Exercise directions: Using the records below, locate all lines containing "Level" and return them.

= = =

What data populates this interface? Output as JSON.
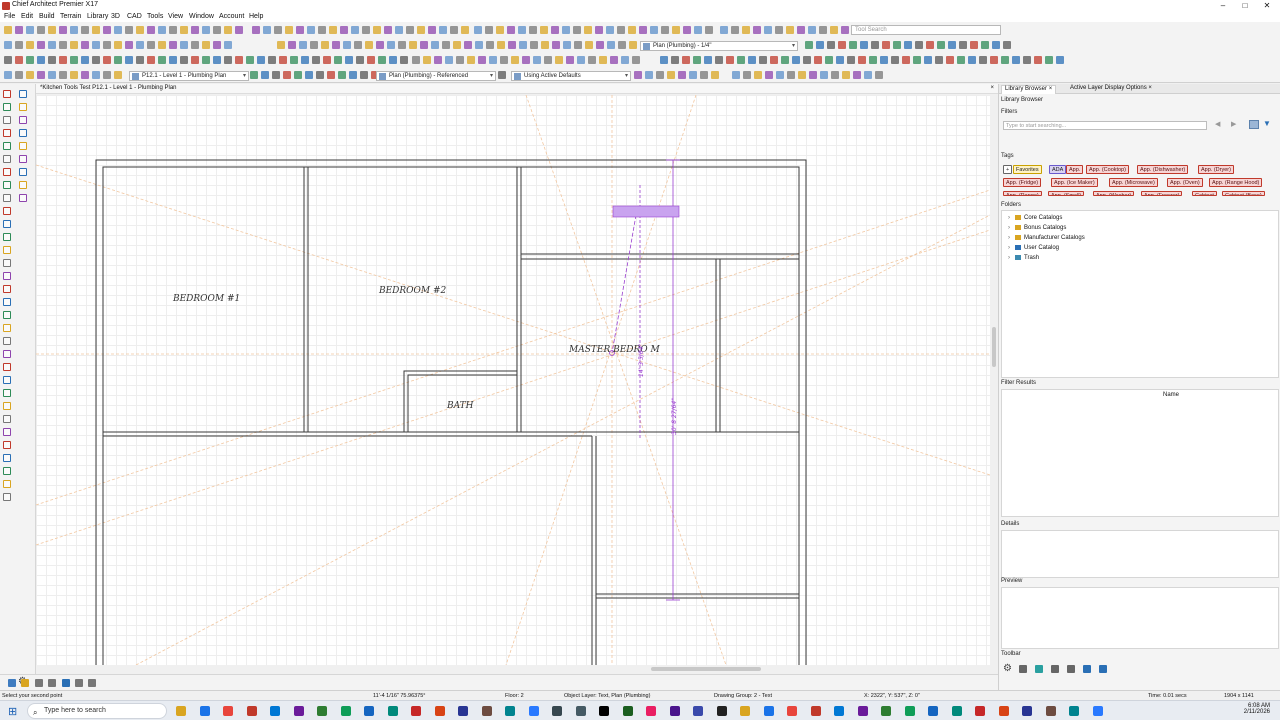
{
  "app": {
    "title": "Chief Architect Premier X17",
    "window_controls": [
      "–",
      "□",
      "✕"
    ]
  },
  "menu": [
    "File",
    "Edit",
    "Build",
    "Terrain",
    "Library",
    "3D",
    "CAD",
    "Tools",
    "View",
    "Window",
    "Account",
    "Help"
  ],
  "toolbar": {
    "search_placeholder": "Tool Search",
    "view_dropdown": "Plan (Plumbing) - 1/4\"",
    "layer_set": "P12.1 - Level 1 - Plumbing Plan",
    "plan_view": "Plan (Plumbing) - Referenced",
    "defaults": "Using Active Defaults"
  },
  "document_tab": {
    "title": "*Kitchen Tools Test P12.1 - Level 1 - Plumbing Plan",
    "close": "×"
  },
  "plan": {
    "rooms": [
      {
        "key": "bed1",
        "label": "BEDROOM #1"
      },
      {
        "key": "bed2",
        "label": "BEDROOM #2"
      },
      {
        "key": "master",
        "label": "MASTER BEDRO  M"
      },
      {
        "key": "bath",
        "label": "BATH"
      }
    ],
    "dimensions": [
      "14' 3 5/64\"",
      "30' 8 27/64\""
    ],
    "colors": {
      "wall": "#3a3a3a",
      "snap_line": "#f2c7a0",
      "dimension": "#9a3fd0",
      "selection": "#c9a3ef"
    }
  },
  "right_panel": {
    "tabs": [
      {
        "label": "Library Browser",
        "close": "×"
      },
      {
        "label": "Active Layer Display Options",
        "close": "×"
      }
    ],
    "library_browser_title": "Library Browser",
    "filters_label": "Filters",
    "search_placeholder": "Type to start searching...",
    "tags_label": "Tags",
    "tags_row1": [
      "Favorites",
      "ADA",
      "App.",
      "App. (Cooktop)",
      "App. (Dishwasher)",
      "App. (Dryer)"
    ],
    "tags_row2": [
      "App. (Fridge)",
      "App. (Ice Maker)",
      "App. (Microwave)",
      "App. (Oven)",
      "App. (Range Hood)"
    ],
    "tags_row3": [
      "App. (Range)",
      "App. (Small)",
      "App. (Washer)",
      "App. (Freezer)",
      "Cabinet",
      "Cabinet (Base)"
    ],
    "folders_label": "Folders",
    "folders": [
      {
        "name": "Core Catalogs",
        "color": "#d9a521"
      },
      {
        "name": "Bonus Catalogs",
        "color": "#d9a521"
      },
      {
        "name": "Manufacturer Catalogs",
        "color": "#d9a521"
      },
      {
        "name": "User Catalog",
        "color": "#2a6fb5"
      },
      {
        "name": "Trash",
        "color": "#3c8ab0"
      }
    ],
    "filter_results_label": "Filter Results",
    "name_column": "Name",
    "details_label": "Details",
    "preview_label": "Preview",
    "toolbar_label": "Toolbar"
  },
  "status": {
    "prompt": "Select your second point",
    "measure": "11'-4 1/16\" 75.96375°",
    "floor": "Floor: 2",
    "object_layer": "Object Layer: Text, Plan (Plumbing)",
    "drawing_group": "Drawing Group: 2 - Text",
    "coords": "X: 2322\", Y: 537\", Z: 0\"",
    "time": "Time: 0.01 secs",
    "resolution": "1904 x 1141"
  },
  "taskbar": {
    "search_text": "Type here to search",
    "time": "6:08 AM",
    "date": "2/11/2026"
  }
}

= = =

Response for this exercise:
    "layer_set": "P12.1 - Level 1 - Plumbing Plan",
    "title": "*Kitchen Tools Test P12.1 - Level 1 - Plumbing Plan",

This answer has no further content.